Problem details: Output the entries below exactly as written, omitting pictures.

## BEGIN Records for the exercise

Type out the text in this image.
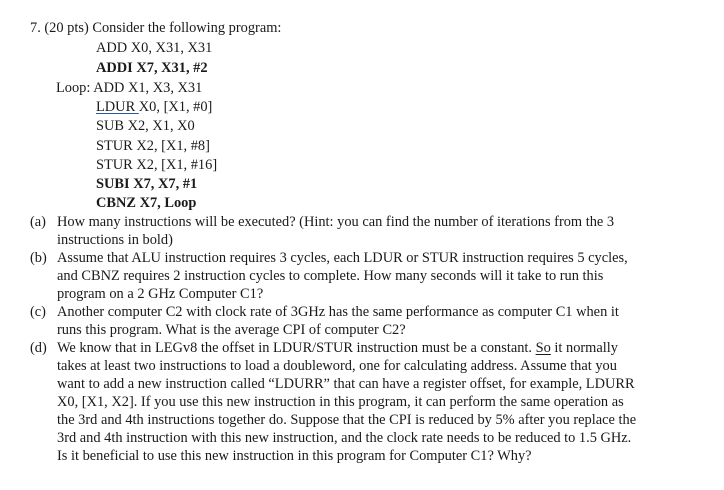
7. (20 pts) Consider the following program:
ADD X0, X31, X31
ADDI X7, X31, #2
Loop: ADD X1, X3, X31
LDUR X0, [X1, #0]
SUB X2, X1, X0
STUR X2, [X1, #8]
STUR X2, [X1, #16]
SUBI X7, X7, #1
CBNZ X7, Loop
(a) How many instructions will be executed? (Hint: you can find the number of iterations from the 3
instructions in bold)
(b) Assume that ALU instruction requires 3 cycles, each LDUR or STUR instruction requires 5 cycles,
and CBNZ requires 2 instruction cycles to complete. How many seconds will it take to run this
program on a 2 GHz Computer C1?
(c) Another computer C2 with clock rate of 3GHz has the same performance as computer C1 when it
runs this program. What is the average CPI of computer C2?
(d) We know that in LEGv8 the offset in LDUR/STUR instruction must be a constant. So it normally
takes at least two instructions to load a doubleword, one for calculating address. Assume that you
want to add a new instruction called “LDURR” that can have a register offset, for example, LDURR
X0, [X1, X2]. If you use this new instruction in this program, it can perform the same operation as
the 3rd and 4th instructions together do. Suppose that the CPI is reduced by 5% after you replace the
3rd and 4th instruction with this new instruction, and the clock rate needs to be reduced to 1.5 GHz.
Is it beneficial to use this new instruction in this program for Computer C1? Why?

## END Records for the exercise

Solution for this problem:
Type out the text in this image.
7. (20 pts) Consider the following program:
ADD X0, X31, X31
ADDI X7, X31, #2
Loop: ADD X1, X3, X31
LDUR X0, [X1, #0]
SUB X2, X1, X0
STUR X2, [X1, #8]
STUR X2, [X1, #16]
SUBI X7, X7, #1
CBNZ X7, Loop
(a) How many instructions will be executed? (Hint: you can find the number of iterations from the 3
instructions in bold)
(b) Assume that ALU instruction requires 3 cycles, each LDUR or STUR instruction requires 5 cycles,
and CBNZ requires 2 instruction cycles to complete. How many seconds will it take to run this
program on a 2 GHz Computer C1?
(c) Another computer C2 with clock rate of 3GHz has the same performance as computer C1 when it
runs this program. What is the average CPI of computer C2?
(d) We know that in LEGv8 the offset in LDUR/STUR instruction must be a constant. So it normally
takes at least two instructions to load a doubleword, one for calculating address. Assume that you
want to add a new instruction called “LDURR” that can have a register offset, for example, LDURR
X0, [X1, X2]. If you use this new instruction in this program, it can perform the same operation as
the 3rd and 4th instructions together do. Suppose that the CPI is reduced by 5% after you replace the
3rd and 4th instruction with this new instruction, and the clock rate needs to be reduced to 1.5 GHz.
Is it beneficial to use this new instruction in this program for Computer C1? Why?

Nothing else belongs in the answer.